▶ _Exercise task_
Write out the data below in full, unchanged, minus the images.

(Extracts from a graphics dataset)

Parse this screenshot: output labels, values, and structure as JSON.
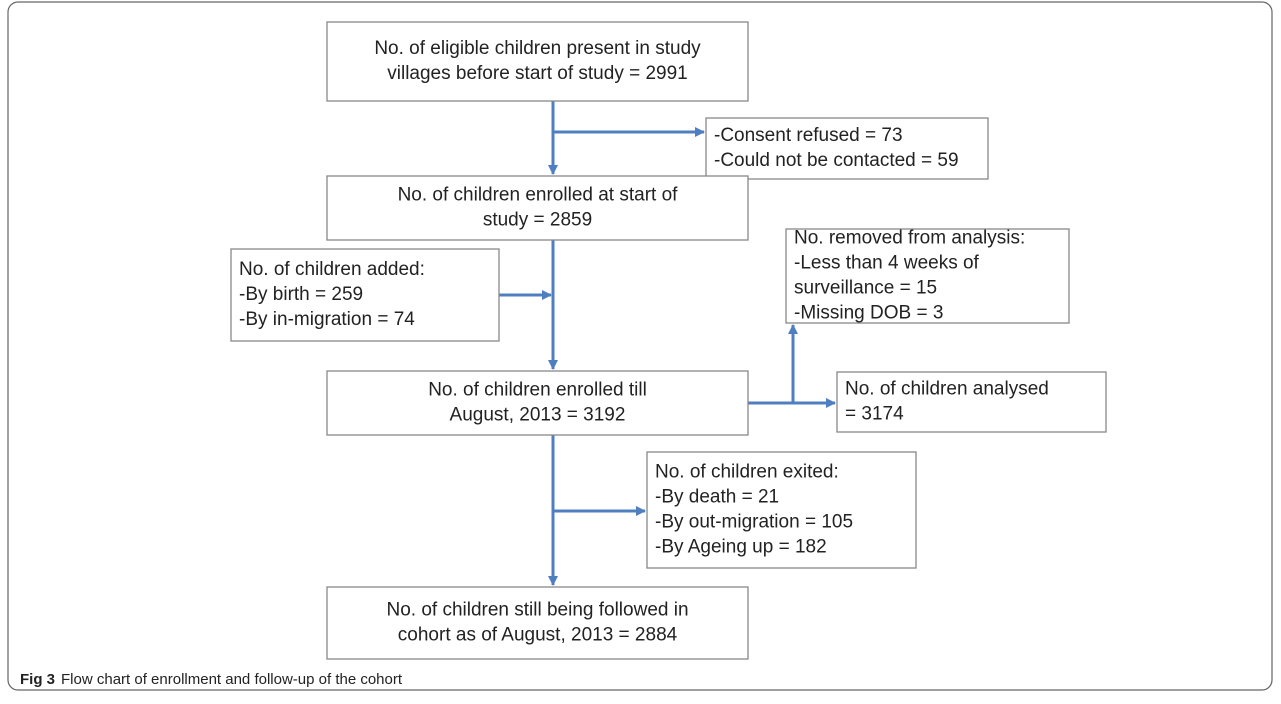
{
  "nodes": [
    {
      "lines": [
        "No. of eligible children present in study",
        "villages before start of study = 2991"
      ]
    },
    {
      "lines": [
        "-Consent refused = 73",
        "-Could not be contacted = 59"
      ]
    },
    {
      "lines": [
        "No. of children enrolled at start of",
        "study = 2859"
      ]
    },
    {
      "lines": [
        "No. of children added:",
        "-By birth = 259",
        "-By in-migration = 74"
      ]
    },
    {
      "lines": [
        "No. removed from analysis:",
        "-Less than 4 weeks of",
        "surveillance = 15",
        "-Missing DOB = 3"
      ]
    },
    {
      "lines": [
        "No. of children enrolled till",
        "August, 2013 = 3192"
      ]
    },
    {
      "lines": [
        "No. of children analysed",
        "= 3174"
      ]
    },
    {
      "lines": [
        "No. of children exited:",
        "-By death = 21",
        "-By out-migration = 105",
        "-By Ageing up = 182"
      ]
    },
    {
      "lines": [
        "No. of children still being followed in",
        "cohort as of August, 2013 = 2884"
      ]
    }
  ],
  "caption": {
    "label": "Fig 3",
    "text": "Flow chart of enrollment and follow-up of the cohort"
  }
}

▶ _Exercise result_
Parse this screenshot: output labels, values, and structure as JSON.
{
  "nodes": [
    {
      "lines": [
        "No. of eligible children present in study",
        "villages before start of study = 2991"
      ]
    },
    {
      "lines": [
        "-Consent refused = 73",
        "-Could not be contacted = 59"
      ]
    },
    {
      "lines": [
        "No. of children enrolled at start of",
        "study = 2859"
      ]
    },
    {
      "lines": [
        "No. of children added:",
        "-By birth = 259",
        "-By in-migration = 74"
      ]
    },
    {
      "lines": [
        "No. removed from analysis:",
        "-Less than 4 weeks of",
        "surveillance = 15",
        "-Missing DOB = 3"
      ]
    },
    {
      "lines": [
        "No. of children enrolled till",
        "August, 2013 = 3192"
      ]
    },
    {
      "lines": [
        "No. of children analysed",
        "= 3174"
      ]
    },
    {
      "lines": [
        "No. of children exited:",
        "-By death = 21",
        "-By out-migration = 105",
        "-By Ageing up = 182"
      ]
    },
    {
      "lines": [
        "No. of children still being followed in",
        "cohort as of August, 2013 = 2884"
      ]
    }
  ],
  "caption": {
    "label": "Fig 3",
    "text": "Flow chart of enrollment and follow-up of the cohort"
  }
}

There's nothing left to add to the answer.